[Dataset excerpts]
--- start ---

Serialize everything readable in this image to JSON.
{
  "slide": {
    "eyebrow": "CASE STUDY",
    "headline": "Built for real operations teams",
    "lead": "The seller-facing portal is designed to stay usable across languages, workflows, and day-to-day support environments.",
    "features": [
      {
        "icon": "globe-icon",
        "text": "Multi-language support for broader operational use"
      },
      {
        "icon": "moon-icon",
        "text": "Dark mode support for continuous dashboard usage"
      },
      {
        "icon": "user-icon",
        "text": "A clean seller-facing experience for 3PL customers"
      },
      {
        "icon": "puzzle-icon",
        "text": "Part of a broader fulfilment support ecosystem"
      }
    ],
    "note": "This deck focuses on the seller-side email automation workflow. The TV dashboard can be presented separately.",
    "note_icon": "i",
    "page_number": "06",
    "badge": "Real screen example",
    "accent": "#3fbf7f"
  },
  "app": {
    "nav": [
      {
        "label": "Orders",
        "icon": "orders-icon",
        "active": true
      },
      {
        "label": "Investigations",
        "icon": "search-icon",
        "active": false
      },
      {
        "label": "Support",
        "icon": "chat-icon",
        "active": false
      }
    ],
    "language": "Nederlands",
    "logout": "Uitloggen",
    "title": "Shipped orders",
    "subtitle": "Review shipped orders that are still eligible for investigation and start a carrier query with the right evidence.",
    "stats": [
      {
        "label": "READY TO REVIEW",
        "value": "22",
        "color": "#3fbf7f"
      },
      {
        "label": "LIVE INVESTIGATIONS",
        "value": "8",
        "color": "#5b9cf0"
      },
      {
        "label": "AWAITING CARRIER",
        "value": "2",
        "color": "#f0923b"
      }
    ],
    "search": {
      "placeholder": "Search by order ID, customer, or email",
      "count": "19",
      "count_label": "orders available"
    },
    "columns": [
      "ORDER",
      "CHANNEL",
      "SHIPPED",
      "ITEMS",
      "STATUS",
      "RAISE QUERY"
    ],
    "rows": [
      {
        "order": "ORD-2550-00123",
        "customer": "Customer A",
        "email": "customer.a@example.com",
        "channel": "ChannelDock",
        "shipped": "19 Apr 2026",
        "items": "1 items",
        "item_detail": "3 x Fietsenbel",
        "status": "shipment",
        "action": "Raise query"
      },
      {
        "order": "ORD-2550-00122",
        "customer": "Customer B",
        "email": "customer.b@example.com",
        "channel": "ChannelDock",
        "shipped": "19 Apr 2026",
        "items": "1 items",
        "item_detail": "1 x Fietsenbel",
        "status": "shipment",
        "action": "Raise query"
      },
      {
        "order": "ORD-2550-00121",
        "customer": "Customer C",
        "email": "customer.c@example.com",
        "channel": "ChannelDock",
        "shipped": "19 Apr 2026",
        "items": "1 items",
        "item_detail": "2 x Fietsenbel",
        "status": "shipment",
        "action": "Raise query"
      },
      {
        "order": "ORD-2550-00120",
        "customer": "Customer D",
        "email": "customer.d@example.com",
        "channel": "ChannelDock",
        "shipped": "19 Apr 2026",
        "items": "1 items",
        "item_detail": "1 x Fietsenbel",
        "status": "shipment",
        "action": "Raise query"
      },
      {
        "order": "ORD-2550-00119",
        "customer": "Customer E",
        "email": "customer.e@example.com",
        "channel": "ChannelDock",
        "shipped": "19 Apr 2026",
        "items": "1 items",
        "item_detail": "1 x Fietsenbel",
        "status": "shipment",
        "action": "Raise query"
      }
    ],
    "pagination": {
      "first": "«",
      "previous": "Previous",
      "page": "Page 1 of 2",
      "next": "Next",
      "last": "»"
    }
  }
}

--- end ---

- EXERCISE DIRECTIONS -
Repeat the entries shown above, every one, word for word.

- THE RESPONSE -
Serialize everything readable in this image to JSON.
{
  "slide": {
    "eyebrow": "CASE STUDY",
    "headline": "Built for real operations teams",
    "lead": "The seller-facing portal is designed to stay usable across languages, workflows, and day-to-day support environments.",
    "features": [
      {
        "icon": "globe-icon",
        "text": "Multi-language support for broader operational use"
      },
      {
        "icon": "moon-icon",
        "text": "Dark mode support for continuous dashboard usage"
      },
      {
        "icon": "user-icon",
        "text": "A clean seller-facing experience for 3PL customers"
      },
      {
        "icon": "puzzle-icon",
        "text": "Part of a broader fulfilment support ecosystem"
      }
    ],
    "note": "This deck focuses on the seller-side email automation workflow. The TV dashboard can be presented separately.",
    "note_icon": "i",
    "page_number": "06",
    "badge": "Real screen example",
    "accent": "#3fbf7f"
  },
  "app": {
    "nav": [
      {
        "label": "Orders",
        "icon": "orders-icon",
        "active": true
      },
      {
        "label": "Investigations",
        "icon": "search-icon",
        "active": false
      },
      {
        "label": "Support",
        "icon": "chat-icon",
        "active": false
      }
    ],
    "language": "Nederlands",
    "logout": "Uitloggen",
    "title": "Shipped orders",
    "subtitle": "Review shipped orders that are still eligible for investigation and start a carrier query with the right evidence.",
    "stats": [
      {
        "label": "READY TO REVIEW",
        "value": "22",
        "color": "#3fbf7f"
      },
      {
        "label": "LIVE INVESTIGATIONS",
        "value": "8",
        "color": "#5b9cf0"
      },
      {
        "label": "AWAITING CARRIER",
        "value": "2",
        "color": "#f0923b"
      }
    ],
    "search": {
      "placeholder": "Search by order ID, customer, or email",
      "count": "19",
      "count_label": "orders available"
    },
    "columns": [
      "ORDER",
      "CHANNEL",
      "SHIPPED",
      "ITEMS",
      "STATUS",
      "RAISE QUERY"
    ],
    "rows": [
      {
        "order": "ORD-2550-00123",
        "customer": "Customer A",
        "email": "customer.a@example.com",
        "channel": "ChannelDock",
        "shipped": "19 Apr 2026",
        "items": "1 items",
        "item_detail": "3 x Fietsenbel",
        "status": "shipment",
        "action": "Raise query"
      },
      {
        "order": "ORD-2550-00122",
        "customer": "Customer B",
        "email": "customer.b@example.com",
        "channel": "ChannelDock",
        "shipped": "19 Apr 2026",
        "items": "1 items",
        "item_detail": "1 x Fietsenbel",
        "status": "shipment",
        "action": "Raise query"
      },
      {
        "order": "ORD-2550-00121",
        "customer": "Customer C",
        "email": "customer.c@example.com",
        "channel": "ChannelDock",
        "shipped": "19 Apr 2026",
        "items": "1 items",
        "item_detail": "2 x Fietsenbel",
        "status": "shipment",
        "action": "Raise query"
      },
      {
        "order": "ORD-2550-00120",
        "customer": "Customer D",
        "email": "customer.d@example.com",
        "channel": "ChannelDock",
        "shipped": "19 Apr 2026",
        "items": "1 items",
        "item_detail": "1 x Fietsenbel",
        "status": "shipment",
        "action": "Raise query"
      },
      {
        "order": "ORD-2550-00119",
        "customer": "Customer E",
        "email": "customer.e@example.com",
        "channel": "ChannelDock",
        "shipped": "19 Apr 2026",
        "items": "1 items",
        "item_detail": "1 x Fietsenbel",
        "status": "shipment",
        "action": "Raise query"
      }
    ],
    "pagination": {
      "first": "«",
      "previous": "Previous",
      "page": "Page 1 of 2",
      "next": "Next",
      "last": "»"
    }
  }
}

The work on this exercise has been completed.